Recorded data
— Begin —

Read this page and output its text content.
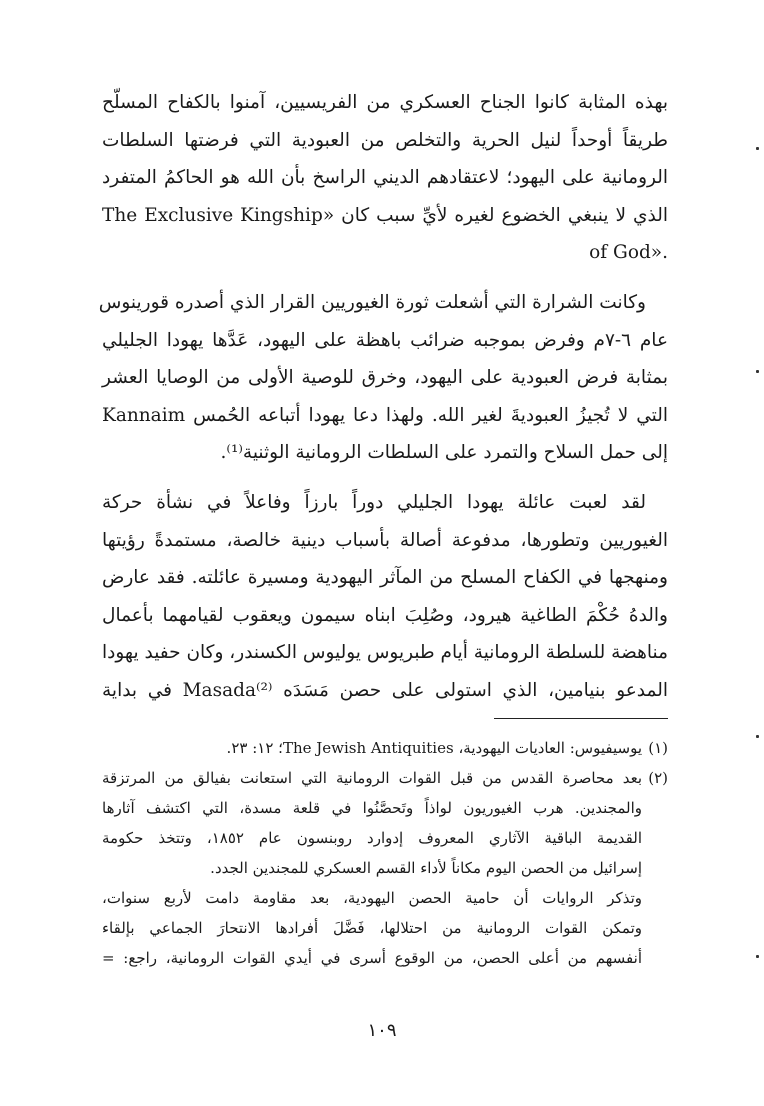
بهذه المثابة كانوا الجناح العسكري من الفريسيين، آمنوا بالكفاح المسلّح
طريقاً أوحداً لنيل الحرية والتخلص من العبودية التي فرضتها السلطات
الرومانية على اليهود؛ لاعتقادهم الديني الراسخ بأن الله هو الحاكمُ المتفرد
الذي لا ينبغي الخضوع لغيره لأيِّ سبب كان «The Exclusive Kingship
of God».
وكانت الشرارة التي أشعلت ثورة الغيوريين القرار الذي أصدره قورينوس
عام ٦-٧م وفرض بموجبه ضرائب باهظة على اليهود، عَدَّها يهودا الجليلي
بمثابة فرض العبودية على اليهود، وخرق للوصية الأولى من الوصايا العشر
التي لا تُجيزُ العبوديةَ لغير الله. ولهذا دعا يهودا أتباعه الحُمس Kannaim
إلى حمل السلاح والتمرد على السلطات الرومانية الوثنية⁽¹⁾.
لقد لعبت عائلة يهودا الجليلي دوراً بارزاً وفاعلاً في نشأة حركة
الغيوريين وتطورها، مدفوعة أصالة بأسباب دينية خالصة، مستمدةً رؤيتها
ومنهجها في الكفاح المسلح من المآثر اليهودية ومسيرة عائلته. فقد عارض
والدهُ حُكْمَ الطاغية هيرود، وصُلِبَ ابناه سيمون ويعقوب لقيامهما بأعمال
مناهضة للسلطة الرومانية أيام طبريوس يوليوس الكسندر، وكان حفيد يهودا
المدعو بنيامين، الذي استولى على حصن مَسَدَه Masada⁽²⁾ في بداية
(١)يوسيفيوس: العاديات اليهودية، The Jewish Antiquities؛ ١٢: ٢٣.
(٢)بعد محاصرة القدس من قبل القوات الرومانية التي استعانت بفيالق من المرتزقة
والمجندين. هرب الغيوريون لواذاً وتَحصَّنُوا في قلعة مسدة، التي اكتشف آثارها
القديمة الباقية الآثاري المعروف إدوارد روبنسون عام ١٨٥٢، وتتخذ حكومة
إسرائيل من الحصن اليوم مكاناً لأداء القسم العسكري للمجندين الجدد.
وتذكر الروايات أن حامية الحصن اليهودية، بعد مقاومة دامت لأربع سنوات،
وتمكن القوات الرومانية من احتلالها، فَضَّلَ أفرادها الانتحارَ الجماعي بإلقاء
أنفسهم من أعلى الحصن، من الوقوع أسرى في أيدي القوات الرومانية، راجع: =
١٠٩
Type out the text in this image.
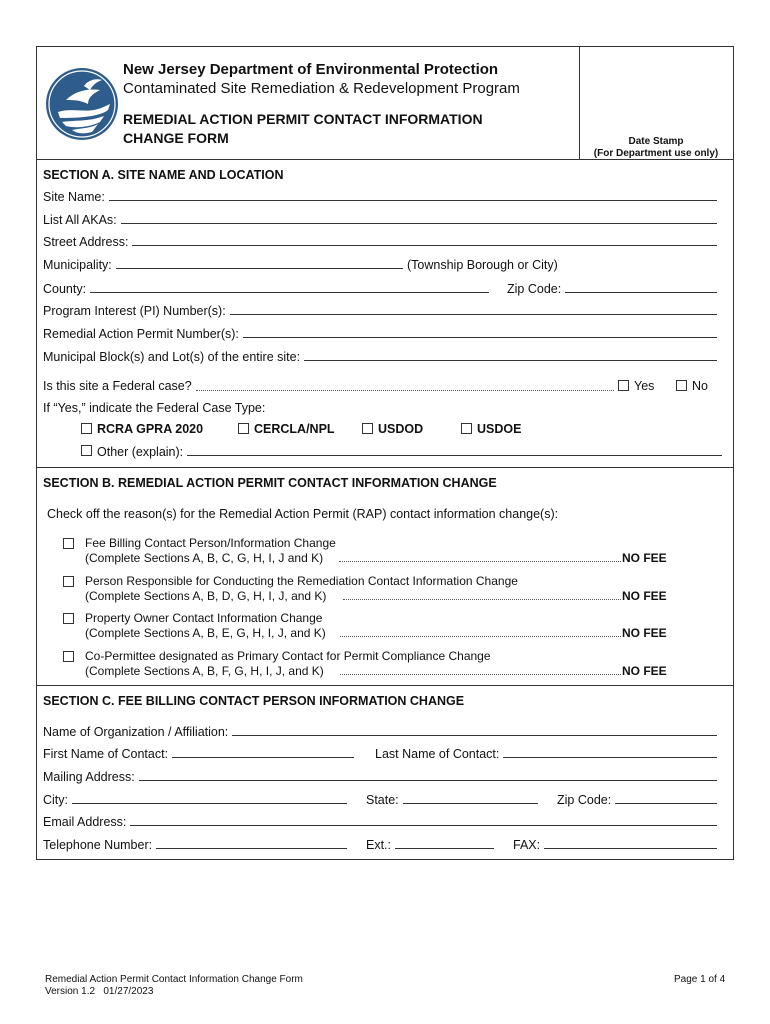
New Jersey Department of Environmental Protection
Contaminated Site Remediation & Redevelopment Program
REMEDIAL ACTION PERMIT CONTACT INFORMATION
CHANGE FORM	Date Stamp
(For Department use only)
SECTION A. SITE NAME AND LOCATION
Site Name:
List All AKAs:
Street Address:
Municipality:	(Township Borough or City)
County:	Zip Code:
Program Interest (PI) Number(s):
Remedial Action Permit Number(s):
Municipal Block(s) and Lot(s) of the entire site:
Is this site a Federal case?	Yes	No
If “Yes,” indicate the Federal Case Type:
RCRA GPRA 2020	CERCLA/NPL	USDOD	USDOE
Other (explain):
SECTION B. REMEDIAL ACTION PERMIT CONTACT INFORMATION CHANGE
Check off the reason(s) for the Remedial Action Permit (RAP) contact information change(s):
Fee Billing Contact Person/Information Change
(Complete Sections A, B, C, G, H, I, J and K)	NO FEE
Person Responsible for Conducting the Remediation Contact Information Change
(Complete Sections A, B, D, G, H, I, J, and K)	NO FEE
Property Owner Contact Information Change
(Complete Sections A, B, E, G, H, I, J, and K)	NO FEE
Co-Permittee designated as Primary Contact for Permit Compliance Change
(Complete Sections A, B, F, G, H, I, J, and K)	NO FEE
SECTION C. FEE BILLING CONTACT PERSON INFORMATION CHANGE
Name of Organization / Affiliation:
First Name of Contact:	Last Name of Contact:
Mailing Address:
City:	State:	Zip Code:
Email Address:
Telephone Number:	Ext.:	FAX:
Remedial Action Permit Contact Information Change Form
Version 1.2   01/27/2023
Page 1 of 4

— End —

◆ TASK BRIEF: Your task is to reproduce all of the material exactly. The pictures stay out.

◆ COMPLETE ANSWER:
Read this page and output its text content.
بهذه المثابة كانوا الجناح العسكري من الفريسيين، آمنوا بالكفاح المسلّح
طريقاً أوحداً لنيل الحرية والتخلص من العبودية التي فرضتها السلطات
الرومانية على اليهود؛ لاعتقادهم الديني الراسخ بأن الله هو الحاكمُ المتفرد
الذي لا ينبغي الخضوع لغيره لأيِّ سبب كان «The Exclusive Kingship
of God».
وكانت الشرارة التي أشعلت ثورة الغيوريين القرار الذي أصدره قورينوس
عام ٦-٧م وفرض بموجبه ضرائب باهظة على اليهود، عَدَّها يهودا الجليلي
بمثابة فرض العبودية على اليهود، وخرق للوصية الأولى من الوصايا العشر
التي لا تُجيزُ العبوديةَ لغير الله. ولهذا دعا يهودا أتباعه الحُمس Kannaim
إلى حمل السلاح والتمرد على السلطات الرومانية الوثنية⁽¹⁾.
لقد لعبت عائلة يهودا الجليلي دوراً بارزاً وفاعلاً في نشأة حركة
الغيوريين وتطورها، مدفوعة أصالة بأسباب دينية خالصة، مستمدةً رؤيتها
ومنهجها في الكفاح المسلح من المآثر اليهودية ومسيرة عائلته. فقد عارض
والدهُ حُكْمَ الطاغية هيرود، وصُلِبَ ابناه سيمون ويعقوب لقيامهما بأعمال
مناهضة للسلطة الرومانية أيام طبريوس يوليوس الكسندر، وكان حفيد يهودا
المدعو بنيامين، الذي استولى على حصن مَسَدَه Masada⁽²⁾ في بداية
(١)يوسيفيوس: العاديات اليهودية، The Jewish Antiquities؛ ١٢: ٢٣.
(٢)بعد محاصرة القدس من قبل القوات الرومانية التي استعانت بفيالق من المرتزقة
والمجندين. هرب الغيوريون لواذاً وتَحصَّنُوا في قلعة مسدة، التي اكتشف آثارها
القديمة الباقية الآثاري المعروف إدوارد روبنسون عام ١٨٥٢، وتتخذ حكومة
إسرائيل من الحصن اليوم مكاناً لأداء القسم العسكري للمجندين الجدد.
وتذكر الروايات أن حامية الحصن اليهودية، بعد مقاومة دامت لأربع سنوات،
وتمكن القوات الرومانية من احتلالها، فَضَّلَ أفرادها الانتحارَ الجماعي بإلقاء
أنفسهم من أعلى الحصن، من الوقوع أسرى في أيدي القوات الرومانية، راجع: =
١٠٩
Type out the text in this image.
New Jersey Department of Environmental Protection
Contaminated Site Remediation & Redevelopment Program
REMEDIAL ACTION PERMIT CONTACT INFORMATION
CHANGE FORM	Date Stamp
(For Department use only)
SECTION A. SITE NAME AND LOCATION
Site Name:
List All AKAs:
Street Address:
Municipality:	(Township Borough or City)
County:	Zip Code:
Program Interest (PI) Number(s):
Remedial Action Permit Number(s):
Municipal Block(s) and Lot(s) of the entire site:
Is this site a Federal case?	Yes	No
If “Yes,” indicate the Federal Case Type:
RCRA GPRA 2020	CERCLA/NPL	USDOD	USDOE
Other (explain):
SECTION B. REMEDIAL ACTION PERMIT CONTACT INFORMATION CHANGE
Check off the reason(s) for the Remedial Action Permit (RAP) contact information change(s):
Fee Billing Contact Person/Information Change
(Complete Sections A, B, C, G, H, I, J and K)	NO FEE
Person Responsible for Conducting the Remediation Contact Information Change
(Complete Sections A, B, D, G, H, I, J, and K)	NO FEE
Property Owner Contact Information Change
(Complete Sections A, B, E, G, H, I, J, and K)	NO FEE
Co-Permittee designated as Primary Contact for Permit Compliance Change
(Complete Sections A, B, F, G, H, I, J, and K)	NO FEE
SECTION C. FEE BILLING CONTACT PERSON INFORMATION CHANGE
Name of Organization / Affiliation:
First Name of Contact:	Last Name of Contact:
Mailing Address:
City:	State:	Zip Code:
Email Address:
Telephone Number:	Ext.:	FAX:
Remedial Action Permit Contact Information Change Form
Version 1.2   01/27/2023
Page 1 of 4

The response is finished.